### Records that describe figures:
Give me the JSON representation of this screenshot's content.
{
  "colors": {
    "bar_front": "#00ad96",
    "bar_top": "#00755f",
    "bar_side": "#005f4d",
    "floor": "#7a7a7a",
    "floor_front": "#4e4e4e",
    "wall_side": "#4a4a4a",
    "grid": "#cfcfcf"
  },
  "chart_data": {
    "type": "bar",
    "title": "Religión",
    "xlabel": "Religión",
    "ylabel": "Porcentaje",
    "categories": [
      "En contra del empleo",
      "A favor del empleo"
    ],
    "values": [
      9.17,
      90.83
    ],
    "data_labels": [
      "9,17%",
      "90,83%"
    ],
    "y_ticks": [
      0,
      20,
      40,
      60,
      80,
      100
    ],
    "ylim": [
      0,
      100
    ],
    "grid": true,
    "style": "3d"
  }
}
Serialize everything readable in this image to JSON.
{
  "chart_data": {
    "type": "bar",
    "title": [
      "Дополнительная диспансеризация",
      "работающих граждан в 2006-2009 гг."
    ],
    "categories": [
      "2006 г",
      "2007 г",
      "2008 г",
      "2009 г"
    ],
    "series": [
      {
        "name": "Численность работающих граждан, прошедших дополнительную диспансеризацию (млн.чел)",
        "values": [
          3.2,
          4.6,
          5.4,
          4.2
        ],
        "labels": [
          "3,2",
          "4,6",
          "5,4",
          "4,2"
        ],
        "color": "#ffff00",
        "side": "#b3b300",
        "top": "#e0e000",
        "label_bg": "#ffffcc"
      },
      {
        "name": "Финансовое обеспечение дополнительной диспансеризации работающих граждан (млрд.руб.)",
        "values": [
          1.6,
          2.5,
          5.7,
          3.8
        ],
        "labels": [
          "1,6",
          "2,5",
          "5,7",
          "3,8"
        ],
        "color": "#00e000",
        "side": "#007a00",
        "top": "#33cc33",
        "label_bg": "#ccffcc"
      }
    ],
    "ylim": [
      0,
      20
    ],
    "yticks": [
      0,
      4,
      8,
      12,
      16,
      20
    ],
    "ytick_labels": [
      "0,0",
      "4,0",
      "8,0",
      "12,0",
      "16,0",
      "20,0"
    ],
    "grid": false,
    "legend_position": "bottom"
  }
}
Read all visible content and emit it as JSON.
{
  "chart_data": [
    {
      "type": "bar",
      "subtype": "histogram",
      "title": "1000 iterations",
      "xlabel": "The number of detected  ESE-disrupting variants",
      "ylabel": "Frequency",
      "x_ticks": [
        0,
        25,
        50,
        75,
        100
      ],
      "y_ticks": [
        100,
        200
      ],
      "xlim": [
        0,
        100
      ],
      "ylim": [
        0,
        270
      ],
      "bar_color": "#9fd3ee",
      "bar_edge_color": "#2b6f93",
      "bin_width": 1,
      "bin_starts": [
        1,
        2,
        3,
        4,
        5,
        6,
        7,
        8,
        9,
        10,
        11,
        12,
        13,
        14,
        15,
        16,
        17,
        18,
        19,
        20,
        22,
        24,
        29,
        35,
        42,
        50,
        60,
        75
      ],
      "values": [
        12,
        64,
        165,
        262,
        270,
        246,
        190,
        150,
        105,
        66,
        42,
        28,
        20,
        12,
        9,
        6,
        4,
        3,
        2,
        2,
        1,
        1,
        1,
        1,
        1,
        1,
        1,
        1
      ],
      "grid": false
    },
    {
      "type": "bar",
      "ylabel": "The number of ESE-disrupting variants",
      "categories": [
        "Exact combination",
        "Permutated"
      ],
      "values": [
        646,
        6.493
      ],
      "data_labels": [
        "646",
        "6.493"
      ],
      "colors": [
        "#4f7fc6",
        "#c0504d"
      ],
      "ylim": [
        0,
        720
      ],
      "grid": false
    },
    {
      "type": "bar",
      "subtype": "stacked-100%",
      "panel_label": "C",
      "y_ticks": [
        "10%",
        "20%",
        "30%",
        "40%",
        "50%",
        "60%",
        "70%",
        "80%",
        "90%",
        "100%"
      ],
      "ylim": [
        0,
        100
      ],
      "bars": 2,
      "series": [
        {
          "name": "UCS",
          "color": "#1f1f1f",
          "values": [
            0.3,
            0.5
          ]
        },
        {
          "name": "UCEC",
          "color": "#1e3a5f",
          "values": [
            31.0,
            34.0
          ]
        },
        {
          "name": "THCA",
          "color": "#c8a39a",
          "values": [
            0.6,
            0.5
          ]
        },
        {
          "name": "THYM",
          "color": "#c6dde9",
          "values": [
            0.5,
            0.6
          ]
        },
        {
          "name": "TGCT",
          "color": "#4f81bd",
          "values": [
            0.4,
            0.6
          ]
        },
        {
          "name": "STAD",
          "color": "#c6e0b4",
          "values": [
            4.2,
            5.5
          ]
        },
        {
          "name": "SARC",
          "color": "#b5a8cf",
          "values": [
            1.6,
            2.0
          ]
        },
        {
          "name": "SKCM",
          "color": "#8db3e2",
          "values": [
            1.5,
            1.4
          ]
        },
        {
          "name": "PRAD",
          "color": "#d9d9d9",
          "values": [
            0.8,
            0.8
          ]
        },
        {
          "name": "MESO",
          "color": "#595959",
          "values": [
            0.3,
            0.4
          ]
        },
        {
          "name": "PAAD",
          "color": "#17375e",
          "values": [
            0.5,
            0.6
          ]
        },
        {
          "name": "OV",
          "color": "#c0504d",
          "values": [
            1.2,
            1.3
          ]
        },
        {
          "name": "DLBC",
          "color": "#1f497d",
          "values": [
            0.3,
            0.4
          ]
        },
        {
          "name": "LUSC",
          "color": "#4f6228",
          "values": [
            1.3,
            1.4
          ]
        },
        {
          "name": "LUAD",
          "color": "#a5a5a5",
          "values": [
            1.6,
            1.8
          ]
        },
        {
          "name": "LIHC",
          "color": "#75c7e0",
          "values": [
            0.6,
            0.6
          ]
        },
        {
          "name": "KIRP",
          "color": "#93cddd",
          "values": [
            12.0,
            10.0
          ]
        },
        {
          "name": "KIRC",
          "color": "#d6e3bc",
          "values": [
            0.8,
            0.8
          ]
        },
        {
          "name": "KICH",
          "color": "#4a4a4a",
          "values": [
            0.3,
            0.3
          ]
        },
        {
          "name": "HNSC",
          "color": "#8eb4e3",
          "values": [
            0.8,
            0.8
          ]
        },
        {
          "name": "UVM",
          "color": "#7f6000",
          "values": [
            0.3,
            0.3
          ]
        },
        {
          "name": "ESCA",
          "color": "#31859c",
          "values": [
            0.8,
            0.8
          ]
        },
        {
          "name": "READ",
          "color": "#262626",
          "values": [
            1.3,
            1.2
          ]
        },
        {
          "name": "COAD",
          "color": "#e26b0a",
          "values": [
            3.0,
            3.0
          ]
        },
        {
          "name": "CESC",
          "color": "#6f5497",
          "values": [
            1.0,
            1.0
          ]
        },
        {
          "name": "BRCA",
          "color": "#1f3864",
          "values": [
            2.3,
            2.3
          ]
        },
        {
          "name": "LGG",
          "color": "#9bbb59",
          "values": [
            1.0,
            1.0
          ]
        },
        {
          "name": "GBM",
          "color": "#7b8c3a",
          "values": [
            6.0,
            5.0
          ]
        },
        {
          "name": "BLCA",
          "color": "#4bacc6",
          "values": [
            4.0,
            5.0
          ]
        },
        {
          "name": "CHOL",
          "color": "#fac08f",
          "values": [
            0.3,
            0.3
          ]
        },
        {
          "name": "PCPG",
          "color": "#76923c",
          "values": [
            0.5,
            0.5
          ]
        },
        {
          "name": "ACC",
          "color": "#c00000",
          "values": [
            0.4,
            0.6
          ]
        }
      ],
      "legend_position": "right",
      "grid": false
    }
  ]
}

### WRITTEN INSTRUCTION:
Where a line of the data holds "number", show that line.

### SOLUTION BELOW:
      "xlabel": "The number of detected  ESE-disrupting variants",
      "ylabel": "The number of ESE-disrupting variants",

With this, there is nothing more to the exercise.